Find the number of lines containing the string "embedding" in the data. Answer with the number by itself.

Records from a data collection:
## START

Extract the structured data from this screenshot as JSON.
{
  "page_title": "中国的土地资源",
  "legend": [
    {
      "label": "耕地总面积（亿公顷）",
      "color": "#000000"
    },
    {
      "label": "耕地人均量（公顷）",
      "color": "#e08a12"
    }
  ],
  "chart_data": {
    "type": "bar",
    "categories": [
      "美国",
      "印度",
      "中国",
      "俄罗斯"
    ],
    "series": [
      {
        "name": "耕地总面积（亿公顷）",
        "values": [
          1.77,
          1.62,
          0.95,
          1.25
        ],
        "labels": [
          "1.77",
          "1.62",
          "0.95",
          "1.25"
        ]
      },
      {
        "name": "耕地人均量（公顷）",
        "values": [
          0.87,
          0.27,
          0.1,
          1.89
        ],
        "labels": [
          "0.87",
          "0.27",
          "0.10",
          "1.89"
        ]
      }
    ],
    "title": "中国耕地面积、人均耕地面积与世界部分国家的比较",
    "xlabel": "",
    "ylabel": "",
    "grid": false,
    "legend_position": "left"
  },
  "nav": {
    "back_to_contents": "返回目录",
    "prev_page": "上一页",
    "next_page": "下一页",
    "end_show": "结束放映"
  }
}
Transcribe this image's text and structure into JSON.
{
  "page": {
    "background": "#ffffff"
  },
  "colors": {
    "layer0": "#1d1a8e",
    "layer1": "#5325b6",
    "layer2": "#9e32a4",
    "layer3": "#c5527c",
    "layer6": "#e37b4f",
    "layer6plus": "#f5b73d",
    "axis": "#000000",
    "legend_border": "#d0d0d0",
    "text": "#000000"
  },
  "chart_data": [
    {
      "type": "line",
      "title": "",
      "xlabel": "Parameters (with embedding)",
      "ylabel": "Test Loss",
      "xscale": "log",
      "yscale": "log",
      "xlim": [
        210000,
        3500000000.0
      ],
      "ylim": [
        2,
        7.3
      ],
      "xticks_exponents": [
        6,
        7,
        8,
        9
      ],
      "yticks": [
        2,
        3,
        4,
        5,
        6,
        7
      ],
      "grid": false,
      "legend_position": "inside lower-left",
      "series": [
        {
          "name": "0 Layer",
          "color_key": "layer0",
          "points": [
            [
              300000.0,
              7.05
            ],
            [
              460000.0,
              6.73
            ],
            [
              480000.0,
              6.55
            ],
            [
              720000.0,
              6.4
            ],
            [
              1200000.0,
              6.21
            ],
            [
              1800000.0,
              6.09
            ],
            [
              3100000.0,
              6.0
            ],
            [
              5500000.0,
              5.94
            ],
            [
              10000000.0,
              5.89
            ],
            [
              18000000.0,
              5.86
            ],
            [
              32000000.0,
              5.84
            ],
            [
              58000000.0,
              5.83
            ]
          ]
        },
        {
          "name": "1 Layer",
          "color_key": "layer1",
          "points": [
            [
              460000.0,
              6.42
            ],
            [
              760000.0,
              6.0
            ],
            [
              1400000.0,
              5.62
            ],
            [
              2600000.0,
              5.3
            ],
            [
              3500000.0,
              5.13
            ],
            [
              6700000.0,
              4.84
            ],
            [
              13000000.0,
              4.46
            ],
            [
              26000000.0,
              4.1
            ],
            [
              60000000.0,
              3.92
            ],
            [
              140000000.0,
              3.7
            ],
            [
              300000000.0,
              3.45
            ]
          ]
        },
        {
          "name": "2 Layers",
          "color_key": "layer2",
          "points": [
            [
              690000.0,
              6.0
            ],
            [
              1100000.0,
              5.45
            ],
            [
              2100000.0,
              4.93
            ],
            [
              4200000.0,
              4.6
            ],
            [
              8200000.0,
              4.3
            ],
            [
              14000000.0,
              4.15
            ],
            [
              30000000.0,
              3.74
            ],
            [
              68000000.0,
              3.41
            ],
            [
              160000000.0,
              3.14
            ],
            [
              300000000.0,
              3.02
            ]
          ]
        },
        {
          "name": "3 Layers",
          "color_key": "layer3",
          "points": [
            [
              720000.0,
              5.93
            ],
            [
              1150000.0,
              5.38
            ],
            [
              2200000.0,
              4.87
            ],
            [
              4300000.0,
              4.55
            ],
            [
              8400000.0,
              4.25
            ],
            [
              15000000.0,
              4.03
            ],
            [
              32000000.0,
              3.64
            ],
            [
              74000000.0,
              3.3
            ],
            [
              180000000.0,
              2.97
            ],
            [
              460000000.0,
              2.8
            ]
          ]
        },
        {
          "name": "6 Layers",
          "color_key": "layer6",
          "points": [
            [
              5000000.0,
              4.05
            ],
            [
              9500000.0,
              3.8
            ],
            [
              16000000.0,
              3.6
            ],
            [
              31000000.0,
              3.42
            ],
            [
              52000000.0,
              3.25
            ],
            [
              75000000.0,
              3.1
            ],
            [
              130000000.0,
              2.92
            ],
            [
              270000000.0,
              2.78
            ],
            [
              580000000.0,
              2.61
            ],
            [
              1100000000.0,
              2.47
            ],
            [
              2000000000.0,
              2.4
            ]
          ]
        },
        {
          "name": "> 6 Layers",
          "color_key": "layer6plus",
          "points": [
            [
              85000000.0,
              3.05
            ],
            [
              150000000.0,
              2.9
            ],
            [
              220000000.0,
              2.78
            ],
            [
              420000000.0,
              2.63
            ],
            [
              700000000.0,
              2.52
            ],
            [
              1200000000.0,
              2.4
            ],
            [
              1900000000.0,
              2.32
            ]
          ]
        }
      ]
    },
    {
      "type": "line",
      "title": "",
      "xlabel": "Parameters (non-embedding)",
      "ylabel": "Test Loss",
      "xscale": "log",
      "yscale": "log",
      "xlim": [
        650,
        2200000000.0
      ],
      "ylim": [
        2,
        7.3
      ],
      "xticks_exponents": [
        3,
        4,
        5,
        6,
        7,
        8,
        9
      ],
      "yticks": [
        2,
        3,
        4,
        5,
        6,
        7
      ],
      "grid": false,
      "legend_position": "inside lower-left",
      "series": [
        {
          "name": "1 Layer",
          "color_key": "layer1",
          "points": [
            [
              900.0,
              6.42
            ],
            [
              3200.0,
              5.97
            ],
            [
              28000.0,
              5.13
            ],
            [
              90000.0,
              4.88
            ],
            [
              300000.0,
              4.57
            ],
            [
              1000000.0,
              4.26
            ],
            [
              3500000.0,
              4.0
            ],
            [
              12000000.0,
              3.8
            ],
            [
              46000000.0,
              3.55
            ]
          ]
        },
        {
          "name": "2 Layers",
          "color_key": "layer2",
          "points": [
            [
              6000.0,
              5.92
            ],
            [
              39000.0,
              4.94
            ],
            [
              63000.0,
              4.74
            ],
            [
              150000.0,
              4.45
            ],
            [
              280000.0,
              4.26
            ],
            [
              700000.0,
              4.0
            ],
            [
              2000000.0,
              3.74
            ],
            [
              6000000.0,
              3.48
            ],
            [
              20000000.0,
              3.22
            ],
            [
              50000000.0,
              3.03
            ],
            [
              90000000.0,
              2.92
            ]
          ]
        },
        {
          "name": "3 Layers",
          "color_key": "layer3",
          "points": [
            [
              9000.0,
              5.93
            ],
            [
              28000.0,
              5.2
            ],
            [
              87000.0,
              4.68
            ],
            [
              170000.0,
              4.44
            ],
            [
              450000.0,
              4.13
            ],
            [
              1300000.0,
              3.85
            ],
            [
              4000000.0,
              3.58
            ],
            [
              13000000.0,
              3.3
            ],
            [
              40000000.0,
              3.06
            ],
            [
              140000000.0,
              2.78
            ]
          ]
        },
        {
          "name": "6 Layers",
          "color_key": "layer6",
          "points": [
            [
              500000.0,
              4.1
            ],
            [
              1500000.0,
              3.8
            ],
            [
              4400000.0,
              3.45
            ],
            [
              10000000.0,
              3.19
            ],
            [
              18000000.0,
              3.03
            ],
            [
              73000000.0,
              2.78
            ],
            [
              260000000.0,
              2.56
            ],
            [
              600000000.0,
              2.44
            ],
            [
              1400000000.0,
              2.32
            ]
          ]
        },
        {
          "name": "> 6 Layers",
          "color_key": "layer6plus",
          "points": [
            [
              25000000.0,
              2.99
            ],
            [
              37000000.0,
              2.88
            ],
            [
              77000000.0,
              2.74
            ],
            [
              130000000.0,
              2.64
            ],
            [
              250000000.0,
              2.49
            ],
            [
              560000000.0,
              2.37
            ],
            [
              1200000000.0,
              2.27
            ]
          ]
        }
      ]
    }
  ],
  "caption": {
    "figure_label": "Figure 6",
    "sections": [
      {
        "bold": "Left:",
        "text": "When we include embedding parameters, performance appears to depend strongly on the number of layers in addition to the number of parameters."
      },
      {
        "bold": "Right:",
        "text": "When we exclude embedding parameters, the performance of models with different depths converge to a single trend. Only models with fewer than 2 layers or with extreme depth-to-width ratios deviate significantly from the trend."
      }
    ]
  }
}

## END

_Reply to the task_. 4